EXERCISE OBJECTIVE: Identify the lines that contain the word "color", then copy them.

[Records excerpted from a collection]
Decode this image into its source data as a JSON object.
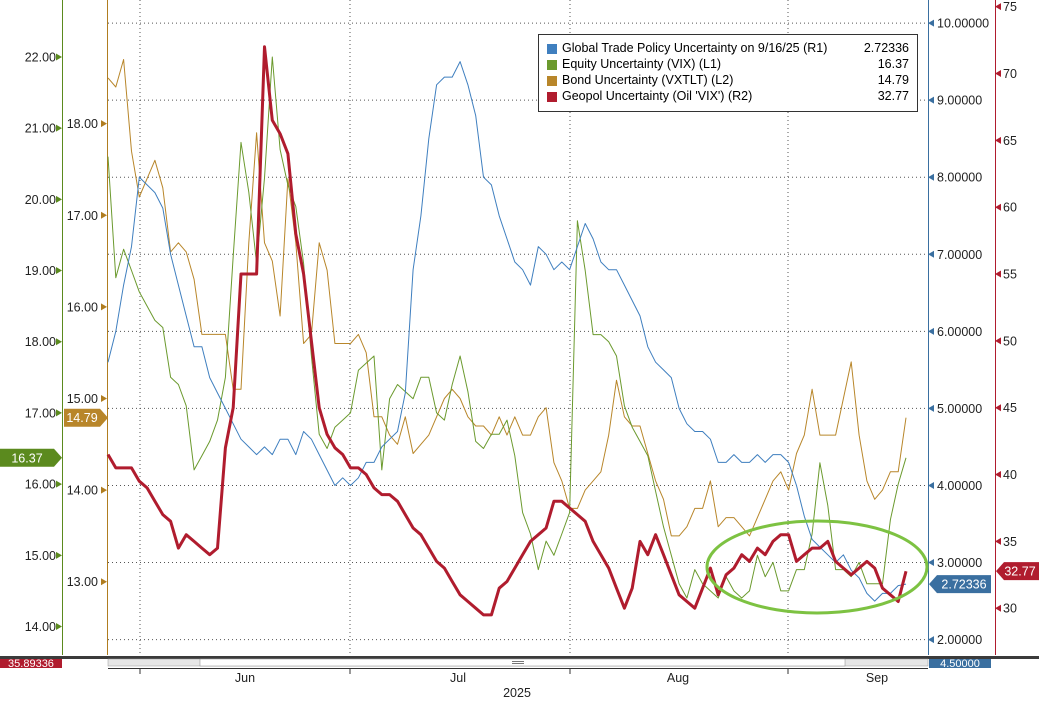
{
  "chart_data": {
    "type": "line",
    "legend_position": "top-right",
    "grid": true,
    "x_ticks": [
      "Jun",
      "Jul",
      "Aug",
      "Sep"
    ],
    "x_year_label": "2025",
    "axes": {
      "L1": {
        "range": [
          13.6,
          22.8
        ],
        "ticks": [
          14,
          15,
          16,
          17,
          18,
          19,
          20,
          21,
          22
        ],
        "tick_labels": [
          "14.00",
          "15.00",
          "16.00",
          "17.00",
          "18.00",
          "19.00",
          "20.00",
          "21.00",
          "22.00"
        ],
        "color": "#5b8a1e"
      },
      "L2": {
        "range": [
          12.2,
          19.35
        ],
        "ticks": [
          13,
          14,
          15,
          16,
          17,
          18
        ],
        "tick_labels": [
          "13.00",
          "14.00",
          "15.00",
          "16.00",
          "17.00",
          "18.00"
        ],
        "color": "#b07d20"
      },
      "R1": {
        "range": [
          1.8,
          10.3
        ],
        "ticks": [
          2,
          3,
          4,
          5,
          6,
          7,
          8,
          9,
          10
        ],
        "tick_labels": [
          "2.00000",
          "3.00000",
          "4.00000",
          "5.00000",
          "6.00000",
          "7.00000",
          "8.00000",
          "9.00000",
          "10.00000"
        ],
        "color": "#3a6fa0"
      },
      "R2": {
        "range": [
          26.5,
          75.5
        ],
        "ticks": [
          30,
          35,
          40,
          45,
          50,
          55,
          60,
          65,
          70,
          75
        ],
        "tick_labels": [
          "30",
          "35",
          "40",
          "45",
          "50",
          "55",
          "60",
          "65",
          "70",
          "75"
        ],
        "color": "#b01c2e"
      }
    },
    "badges": {
      "equity": "16.37",
      "bond": "14.79",
      "geopol": "32.77",
      "trade": "2.72336",
      "left_bottom": "35.89336",
      "right_bottom": "4.50000"
    },
    "series": [
      {
        "name": "Global Trade Policy Uncertainty on 9/16/25 (R1)",
        "legend_value": "2.72336",
        "axis": "R1",
        "color": "#3f7fbf",
        "width": 1,
        "y": [
          5.6,
          6.0,
          6.6,
          7.1,
          8.0,
          7.9,
          7.8,
          7.6,
          7.0,
          6.6,
          6.2,
          5.8,
          5.8,
          5.4,
          5.2,
          5.0,
          4.8,
          4.6,
          4.5,
          4.4,
          4.5,
          4.4,
          4.6,
          4.6,
          4.4,
          4.7,
          4.6,
          4.4,
          4.2,
          4.0,
          4.1,
          4.0,
          4.1,
          4.3,
          4.3,
          4.5,
          4.6,
          4.7,
          5.2,
          6.8,
          7.5,
          8.5,
          9.2,
          9.3,
          9.3,
          9.5,
          9.2,
          8.8,
          8.0,
          7.9,
          7.5,
          7.2,
          6.9,
          6.8,
          6.6,
          7.1,
          7.0,
          6.8,
          6.9,
          6.8,
          7.1,
          7.4,
          7.2,
          6.9,
          6.8,
          6.8,
          6.6,
          6.4,
          6.2,
          5.8,
          5.6,
          5.5,
          5.4,
          5.0,
          4.8,
          4.7,
          4.7,
          4.6,
          4.3,
          4.3,
          4.4,
          4.3,
          4.3,
          4.4,
          4.3,
          4.4,
          4.4,
          4.3,
          4.0,
          3.6,
          3.3,
          3.2,
          3.1,
          3.0,
          3.1,
          2.9,
          2.8,
          2.6,
          2.5,
          2.6,
          2.6,
          2.7,
          2.72
        ]
      },
      {
        "name": "Equity Uncertainty (VIX) (L1)",
        "legend_value": "16.37",
        "axis": "L1",
        "color": "#6b9a2e",
        "width": 1,
        "y": [
          20.6,
          18.9,
          19.3,
          19.0,
          18.7,
          18.5,
          18.3,
          18.2,
          17.5,
          17.4,
          17.1,
          16.2,
          16.4,
          16.6,
          16.9,
          17.5,
          19.2,
          20.8,
          20.1,
          19.1,
          20.3,
          22.0,
          20.7,
          20.2,
          19.9,
          19.1,
          17.8,
          16.7,
          16.5,
          16.8,
          16.9,
          17.0,
          17.6,
          17.7,
          17.8,
          16.2,
          17.2,
          17.4,
          17.3,
          17.2,
          17.5,
          17.5,
          17.0,
          16.9,
          17.4,
          17.8,
          17.3,
          16.6,
          16.5,
          16.7,
          16.7,
          16.9,
          16.4,
          15.6,
          15.3,
          14.8,
          15.2,
          15.0,
          15.3,
          15.6,
          19.7,
          19.0,
          18.1,
          18.1,
          18.0,
          17.8,
          17.1,
          16.8,
          16.6,
          16.4,
          15.9,
          15.4,
          15.0,
          14.6,
          14.4,
          14.8,
          14.6,
          14.5,
          14.4,
          14.7,
          14.5,
          14.4,
          14.5,
          15.0,
          14.7,
          14.9,
          14.5,
          14.5,
          14.8,
          14.8,
          15.3,
          16.3,
          15.7,
          14.8,
          14.8,
          14.7,
          14.9,
          14.6,
          14.6,
          14.6,
          15.5,
          16.0,
          16.37
        ]
      },
      {
        "name": "Bond Uncertainty (VXTLT) (L2)",
        "legend_value": "14.79",
        "axis": "L2",
        "color": "#b8862a",
        "width": 1,
        "y": [
          18.5,
          18.4,
          18.7,
          17.7,
          17.2,
          17.4,
          17.6,
          17.3,
          16.6,
          16.7,
          16.6,
          16.3,
          15.7,
          15.7,
          15.7,
          15.7,
          15.1,
          15.1,
          16.7,
          17.9,
          16.7,
          16.5,
          15.9,
          17.4,
          16.7,
          15.6,
          15.7,
          16.7,
          16.4,
          15.6,
          15.6,
          15.6,
          15.7,
          15.5,
          14.8,
          14.8,
          14.6,
          14.5,
          14.8,
          14.4,
          14.5,
          14.6,
          14.8,
          15.0,
          15.1,
          15.0,
          14.8,
          14.7,
          14.7,
          14.6,
          14.8,
          14.6,
          14.8,
          14.6,
          14.6,
          14.8,
          14.9,
          14.3,
          14.1,
          13.8,
          13.8,
          14.0,
          14.1,
          14.2,
          14.6,
          15.2,
          14.8,
          14.7,
          14.7,
          14.4,
          14.1,
          13.9,
          13.5,
          13.5,
          13.6,
          13.8,
          13.8,
          14.1,
          13.6,
          13.7,
          13.7,
          13.6,
          13.5,
          13.7,
          13.9,
          14.1,
          14.2,
          14.0,
          14.4,
          14.6,
          15.1,
          14.6,
          14.6,
          14.6,
          15.0,
          15.4,
          14.6,
          14.1,
          13.9,
          14.0,
          14.2,
          14.2,
          14.79
        ]
      },
      {
        "name": "Geopol Uncertainty (Oil 'VIX') (R2)",
        "legend_value": "32.77",
        "axis": "R2",
        "color": "#b01c2e",
        "width": 3,
        "y": [
          41.5,
          40.5,
          40.5,
          40.5,
          39.5,
          39.0,
          38.0,
          37.0,
          36.5,
          34.5,
          35.5,
          35.0,
          34.5,
          34.0,
          34.5,
          42.0,
          45.0,
          55.0,
          55.0,
          55.0,
          72.0,
          66.5,
          65.5,
          64.0,
          58.0,
          55.0,
          50.0,
          45.0,
          43.0,
          42.0,
          41.5,
          40.5,
          40.5,
          40.0,
          39.0,
          38.5,
          38.5,
          38.0,
          37.0,
          36.0,
          35.5,
          34.5,
          33.5,
          33.0,
          32.0,
          31.0,
          30.5,
          30.0,
          29.5,
          29.5,
          31.5,
          32.0,
          33.0,
          34.0,
          35.0,
          35.5,
          36.0,
          38.0,
          38.0,
          37.5,
          37.0,
          36.5,
          35.0,
          34.0,
          33.0,
          31.5,
          30.0,
          31.5,
          35.0,
          34.0,
          35.5,
          34.0,
          32.5,
          31.0,
          30.5,
          30.0,
          31.5,
          33.0,
          31.0,
          32.5,
          33.0,
          34.0,
          33.5,
          34.5,
          34.0,
          35.0,
          35.5,
          35.5,
          33.5,
          34.0,
          34.5,
          34.5,
          35.0,
          33.5,
          33.0,
          32.5,
          33.0,
          33.5,
          33.0,
          31.5,
          31.0,
          30.5,
          32.77
        ]
      }
    ]
  }
}
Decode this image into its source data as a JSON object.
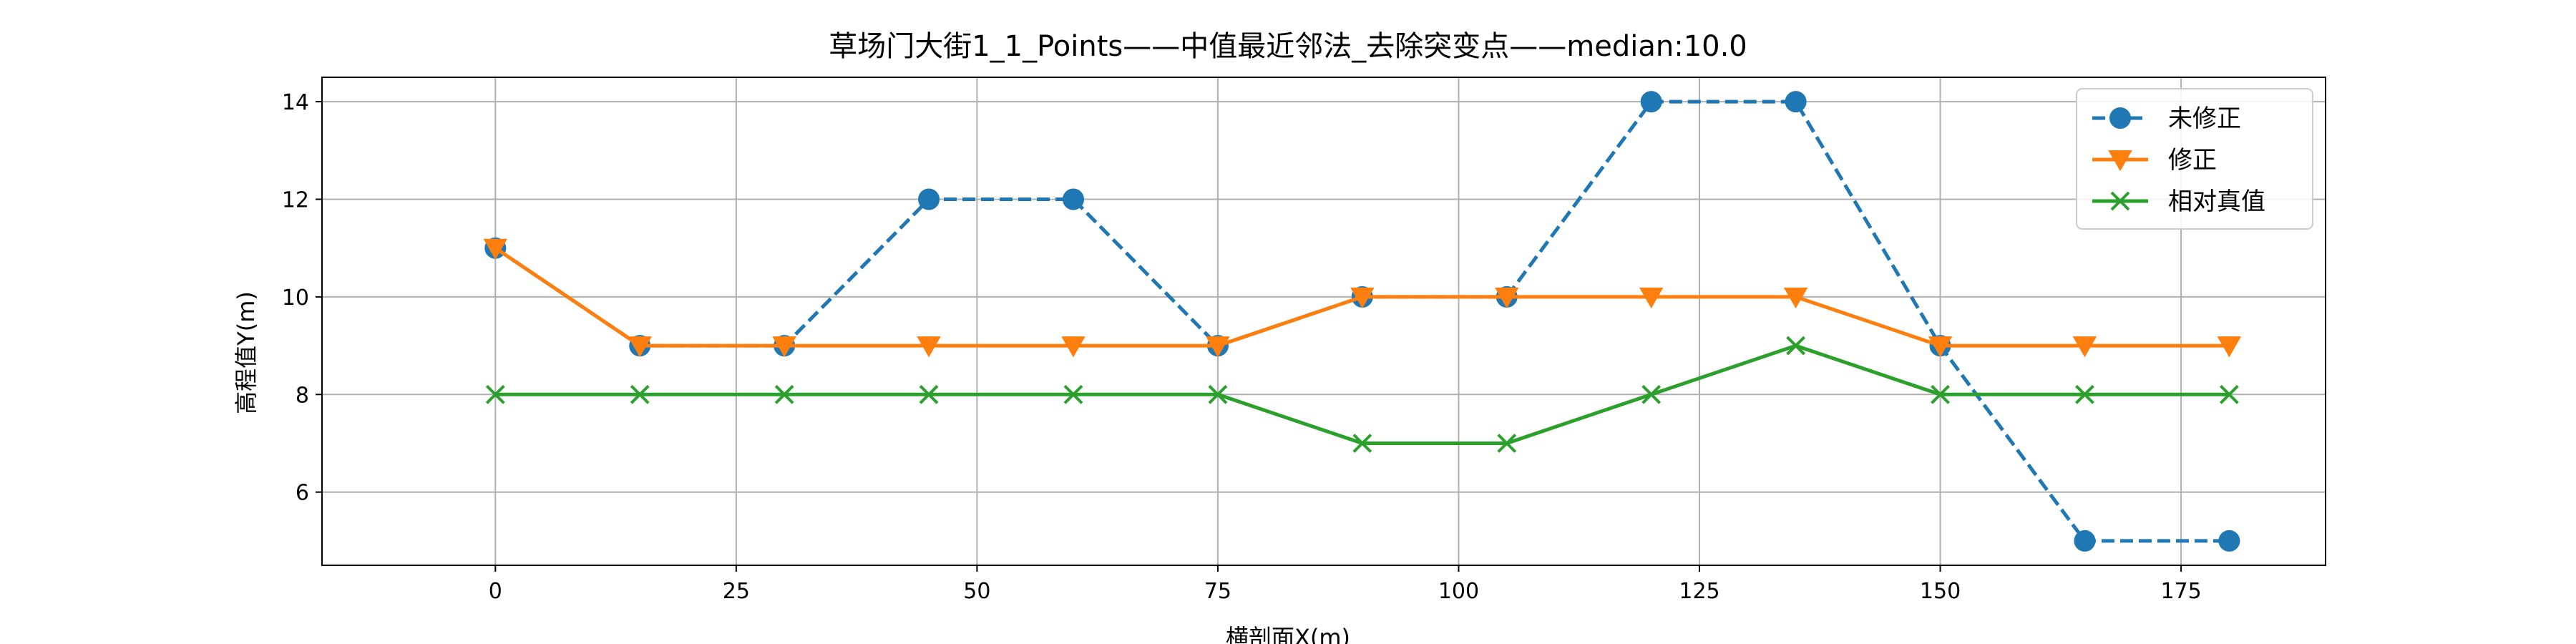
{
  "chart_data": {
    "type": "line",
    "title": "草场门大街1_1_Points——中值最近邻法_去除突变点——median:10.0",
    "xlabel": "横剖面X(m)",
    "ylabel": "高程值Y(m)",
    "xlim": [
      -18,
      190
    ],
    "ylim": [
      4.5,
      14.5
    ],
    "xticks": [
      0,
      25,
      50,
      75,
      100,
      125,
      150,
      175
    ],
    "yticks": [
      6,
      8,
      10,
      12,
      14
    ],
    "grid": true,
    "legend_position": "upper right",
    "x": [
      0,
      15,
      30,
      45,
      60,
      75,
      90,
      105,
      120,
      135,
      150,
      165,
      180
    ],
    "series": [
      {
        "name": "未修正",
        "values": [
          11,
          9,
          9,
          12,
          12,
          9,
          10,
          10,
          14,
          14,
          9,
          5,
          5
        ],
        "color": "#1f77b4",
        "linestyle": "dashed",
        "marker": "circle"
      },
      {
        "name": "修正",
        "values": [
          11,
          9,
          9,
          9,
          9,
          9,
          10,
          10,
          10,
          10,
          9,
          9,
          9
        ],
        "color": "#ff7f0e",
        "linestyle": "solid",
        "marker": "triangle-down"
      },
      {
        "name": "相对真值",
        "values": [
          8,
          8,
          8,
          8,
          8,
          8,
          7,
          7,
          8,
          9,
          8,
          8,
          8
        ],
        "color": "#2ca02c",
        "linestyle": "solid",
        "marker": "x"
      }
    ]
  }
}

COMPLETE ANSWER:
        "color": "#5b8a1e"
        "color": "#b07d20"
        "color": "#3a6fa0"
        "color": "#b01c2e"
        "color": "#3f7fbf",
        "color": "#6b9a2e",
        "color": "#b8862a",
        "color": "#b01c2e",
        "color": "#1f77b4",
        "color": "#ff7f0e",
        "color": "#2ca02c",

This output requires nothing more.